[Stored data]

+++

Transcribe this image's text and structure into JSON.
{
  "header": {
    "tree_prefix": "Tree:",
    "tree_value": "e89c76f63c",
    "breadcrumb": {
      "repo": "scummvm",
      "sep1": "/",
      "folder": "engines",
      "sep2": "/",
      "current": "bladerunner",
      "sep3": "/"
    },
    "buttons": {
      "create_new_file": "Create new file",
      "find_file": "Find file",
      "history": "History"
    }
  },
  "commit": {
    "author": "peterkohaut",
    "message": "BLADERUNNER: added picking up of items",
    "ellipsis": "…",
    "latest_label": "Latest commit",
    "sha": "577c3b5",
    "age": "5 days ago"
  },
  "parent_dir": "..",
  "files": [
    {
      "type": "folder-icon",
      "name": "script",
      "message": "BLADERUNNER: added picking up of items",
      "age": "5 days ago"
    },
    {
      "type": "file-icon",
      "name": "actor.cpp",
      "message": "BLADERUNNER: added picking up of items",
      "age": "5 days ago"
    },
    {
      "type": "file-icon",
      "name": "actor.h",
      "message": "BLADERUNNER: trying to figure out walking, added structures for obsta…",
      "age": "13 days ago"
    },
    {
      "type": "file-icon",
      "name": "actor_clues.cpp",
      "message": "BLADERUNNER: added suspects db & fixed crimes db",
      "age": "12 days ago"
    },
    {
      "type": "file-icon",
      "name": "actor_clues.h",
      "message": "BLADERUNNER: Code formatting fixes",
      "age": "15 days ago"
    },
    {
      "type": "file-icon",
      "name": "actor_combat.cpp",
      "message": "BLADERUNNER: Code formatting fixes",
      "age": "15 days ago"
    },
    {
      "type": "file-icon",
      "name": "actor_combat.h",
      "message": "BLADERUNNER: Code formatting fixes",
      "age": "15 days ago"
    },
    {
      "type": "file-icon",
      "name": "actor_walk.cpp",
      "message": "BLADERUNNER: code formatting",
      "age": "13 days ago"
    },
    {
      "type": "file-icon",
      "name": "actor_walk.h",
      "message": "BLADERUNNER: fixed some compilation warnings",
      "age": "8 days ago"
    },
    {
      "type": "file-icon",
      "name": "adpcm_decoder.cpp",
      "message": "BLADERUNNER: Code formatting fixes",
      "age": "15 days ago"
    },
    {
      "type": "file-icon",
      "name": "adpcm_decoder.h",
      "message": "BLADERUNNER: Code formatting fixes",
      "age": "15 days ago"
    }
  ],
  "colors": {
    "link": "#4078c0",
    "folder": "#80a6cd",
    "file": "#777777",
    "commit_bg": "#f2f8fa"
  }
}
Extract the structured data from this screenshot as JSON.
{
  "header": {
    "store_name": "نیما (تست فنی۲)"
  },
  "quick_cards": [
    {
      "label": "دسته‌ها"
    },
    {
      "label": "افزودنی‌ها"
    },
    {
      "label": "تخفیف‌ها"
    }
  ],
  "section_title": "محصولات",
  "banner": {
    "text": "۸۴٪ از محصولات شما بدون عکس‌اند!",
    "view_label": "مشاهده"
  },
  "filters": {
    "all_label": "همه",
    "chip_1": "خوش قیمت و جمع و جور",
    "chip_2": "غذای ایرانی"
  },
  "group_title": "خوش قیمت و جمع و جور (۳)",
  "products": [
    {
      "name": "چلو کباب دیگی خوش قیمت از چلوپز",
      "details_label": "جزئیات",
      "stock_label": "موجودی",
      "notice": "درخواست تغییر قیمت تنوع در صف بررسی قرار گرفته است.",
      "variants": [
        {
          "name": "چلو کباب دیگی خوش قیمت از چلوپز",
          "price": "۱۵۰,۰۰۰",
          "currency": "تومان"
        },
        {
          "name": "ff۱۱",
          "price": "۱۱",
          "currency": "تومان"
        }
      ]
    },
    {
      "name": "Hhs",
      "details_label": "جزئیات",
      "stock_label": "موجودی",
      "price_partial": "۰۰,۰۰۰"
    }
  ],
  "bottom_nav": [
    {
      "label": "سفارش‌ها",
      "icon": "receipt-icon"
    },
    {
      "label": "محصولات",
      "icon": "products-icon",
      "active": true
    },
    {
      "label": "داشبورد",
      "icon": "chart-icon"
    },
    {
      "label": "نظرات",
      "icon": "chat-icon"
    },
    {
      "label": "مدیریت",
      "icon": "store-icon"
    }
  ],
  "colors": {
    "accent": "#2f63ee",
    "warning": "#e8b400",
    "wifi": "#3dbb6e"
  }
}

+++

* Given exercise
Reproduce all of the records exactly.

* Output for this exercise
Transcribe this image's text and structure into JSON.
{
  "header": {
    "tree_prefix": "Tree:",
    "tree_value": "e89c76f63c",
    "breadcrumb": {
      "repo": "scummvm",
      "sep1": "/",
      "folder": "engines",
      "sep2": "/",
      "current": "bladerunner",
      "sep3": "/"
    },
    "buttons": {
      "create_new_file": "Create new file",
      "find_file": "Find file",
      "history": "History"
    }
  },
  "commit": {
    "author": "peterkohaut",
    "message": "BLADERUNNER: added picking up of items",
    "ellipsis": "…",
    "latest_label": "Latest commit",
    "sha": "577c3b5",
    "age": "5 days ago"
  },
  "parent_dir": "..",
  "files": [
    {
      "type": "folder-icon",
      "name": "script",
      "message": "BLADERUNNER: added picking up of items",
      "age": "5 days ago"
    },
    {
      "type": "file-icon",
      "name": "actor.cpp",
      "message": "BLADERUNNER: added picking up of items",
      "age": "5 days ago"
    },
    {
      "type": "file-icon",
      "name": "actor.h",
      "message": "BLADERUNNER: trying to figure out walking, added structures for obsta…",
      "age": "13 days ago"
    },
    {
      "type": "file-icon",
      "name": "actor_clues.cpp",
      "message": "BLADERUNNER: added suspects db & fixed crimes db",
      "age": "12 days ago"
    },
    {
      "type": "file-icon",
      "name": "actor_clues.h",
      "message": "BLADERUNNER: Code formatting fixes",
      "age": "15 days ago"
    },
    {
      "type": "file-icon",
      "name": "actor_combat.cpp",
      "message": "BLADERUNNER: Code formatting fixes",
      "age": "15 days ago"
    },
    {
      "type": "file-icon",
      "name": "actor_combat.h",
      "message": "BLADERUNNER: Code formatting fixes",
      "age": "15 days ago"
    },
    {
      "type": "file-icon",
      "name": "actor_walk.cpp",
      "message": "BLADERUNNER: code formatting",
      "age": "13 days ago"
    },
    {
      "type": "file-icon",
      "name": "actor_walk.h",
      "message": "BLADERUNNER: fixed some compilation warnings",
      "age": "8 days ago"
    },
    {
      "type": "file-icon",
      "name": "adpcm_decoder.cpp",
      "message": "BLADERUNNER: Code formatting fixes",
      "age": "15 days ago"
    },
    {
      "type": "file-icon",
      "name": "adpcm_decoder.h",
      "message": "BLADERUNNER: Code formatting fixes",
      "age": "15 days ago"
    }
  ],
  "colors": {
    "link": "#4078c0",
    "folder": "#80a6cd",
    "file": "#777777",
    "commit_bg": "#f2f8fa"
  }
}
Extract the structured data from this screenshot as JSON.
{
  "header": {
    "store_name": "نیما (تست فنی۲)"
  },
  "quick_cards": [
    {
      "label": "دسته‌ها"
    },
    {
      "label": "افزودنی‌ها"
    },
    {
      "label": "تخفیف‌ها"
    }
  ],
  "section_title": "محصولات",
  "banner": {
    "text": "۸۴٪ از محصولات شما بدون عکس‌اند!",
    "view_label": "مشاهده"
  },
  "filters": {
    "all_label": "همه",
    "chip_1": "خوش قیمت و جمع و جور",
    "chip_2": "غذای ایرانی"
  },
  "group_title": "خوش قیمت و جمع و جور (۳)",
  "products": [
    {
      "name": "چلو کباب دیگی خوش قیمت از چلوپز",
      "details_label": "جزئیات",
      "stock_label": "موجودی",
      "notice": "درخواست تغییر قیمت تنوع در صف بررسی قرار گرفته است.",
      "variants": [
        {
          "name": "چلو کباب دیگی خوش قیمت از چلوپز",
          "price": "۱۵۰,۰۰۰",
          "currency": "تومان"
        },
        {
          "name": "ff۱۱",
          "price": "۱۱",
          "currency": "تومان"
        }
      ]
    },
    {
      "name": "Hhs",
      "details_label": "جزئیات",
      "stock_label": "موجودی",
      "price_partial": "۰۰,۰۰۰"
    }
  ],
  "bottom_nav": [
    {
      "label": "سفارش‌ها",
      "icon": "receipt-icon"
    },
    {
      "label": "محصولات",
      "icon": "products-icon",
      "active": true
    },
    {
      "label": "داشبورد",
      "icon": "chart-icon"
    },
    {
      "label": "نظرات",
      "icon": "chat-icon"
    },
    {
      "label": "مدیریت",
      "icon": "store-icon"
    }
  ],
  "colors": {
    "accent": "#2f63ee",
    "warning": "#e8b400",
    "wifi": "#3dbb6e"
  }
}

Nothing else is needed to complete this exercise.